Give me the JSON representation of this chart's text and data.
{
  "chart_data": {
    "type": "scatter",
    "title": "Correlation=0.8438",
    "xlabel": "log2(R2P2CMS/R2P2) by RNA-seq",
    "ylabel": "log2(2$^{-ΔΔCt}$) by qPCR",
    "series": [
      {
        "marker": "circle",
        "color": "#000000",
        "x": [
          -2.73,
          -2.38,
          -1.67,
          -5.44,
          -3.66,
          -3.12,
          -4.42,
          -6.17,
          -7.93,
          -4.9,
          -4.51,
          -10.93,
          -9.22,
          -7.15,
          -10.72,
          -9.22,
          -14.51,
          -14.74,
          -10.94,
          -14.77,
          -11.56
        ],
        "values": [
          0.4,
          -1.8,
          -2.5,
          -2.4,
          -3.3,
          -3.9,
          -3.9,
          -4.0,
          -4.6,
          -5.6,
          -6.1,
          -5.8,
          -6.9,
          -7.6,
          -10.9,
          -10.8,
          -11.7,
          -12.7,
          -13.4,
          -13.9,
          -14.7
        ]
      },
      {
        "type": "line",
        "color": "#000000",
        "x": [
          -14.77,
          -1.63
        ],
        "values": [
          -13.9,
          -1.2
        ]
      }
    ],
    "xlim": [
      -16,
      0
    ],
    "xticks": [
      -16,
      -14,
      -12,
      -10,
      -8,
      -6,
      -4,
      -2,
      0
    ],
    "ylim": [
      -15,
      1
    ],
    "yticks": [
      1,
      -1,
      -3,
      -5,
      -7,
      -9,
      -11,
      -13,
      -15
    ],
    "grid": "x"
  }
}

THE TASK -
Would you write down every record again, exactly?

CORRECT RESULT -
Give me the JSON representation of this chart's text and data.
{
  "chart_data": {
    "type": "scatter",
    "title": "Correlation=0.8438",
    "xlabel": "log2(R2P2CMS/R2P2) by RNA-seq",
    "ylabel": "log2(2$^{-ΔΔCt}$) by qPCR",
    "series": [
      {
        "marker": "circle",
        "color": "#000000",
        "x": [
          -2.73,
          -2.38,
          -1.67,
          -5.44,
          -3.66,
          -3.12,
          -4.42,
          -6.17,
          -7.93,
          -4.9,
          -4.51,
          -10.93,
          -9.22,
          -7.15,
          -10.72,
          -9.22,
          -14.51,
          -14.74,
          -10.94,
          -14.77,
          -11.56
        ],
        "values": [
          0.4,
          -1.8,
          -2.5,
          -2.4,
          -3.3,
          -3.9,
          -3.9,
          -4.0,
          -4.6,
          -5.6,
          -6.1,
          -5.8,
          -6.9,
          -7.6,
          -10.9,
          -10.8,
          -11.7,
          -12.7,
          -13.4,
          -13.9,
          -14.7
        ]
      },
      {
        "type": "line",
        "color": "#000000",
        "x": [
          -14.77,
          -1.63
        ],
        "values": [
          -13.9,
          -1.2
        ]
      }
    ],
    "xlim": [
      -16,
      0
    ],
    "xticks": [
      -16,
      -14,
      -12,
      -10,
      -8,
      -6,
      -4,
      -2,
      0
    ],
    "ylim": [
      -15,
      1
    ],
    "yticks": [
      1,
      -1,
      -3,
      -5,
      -7,
      -9,
      -11,
      -13,
      -15
    ],
    "grid": "x"
  }
}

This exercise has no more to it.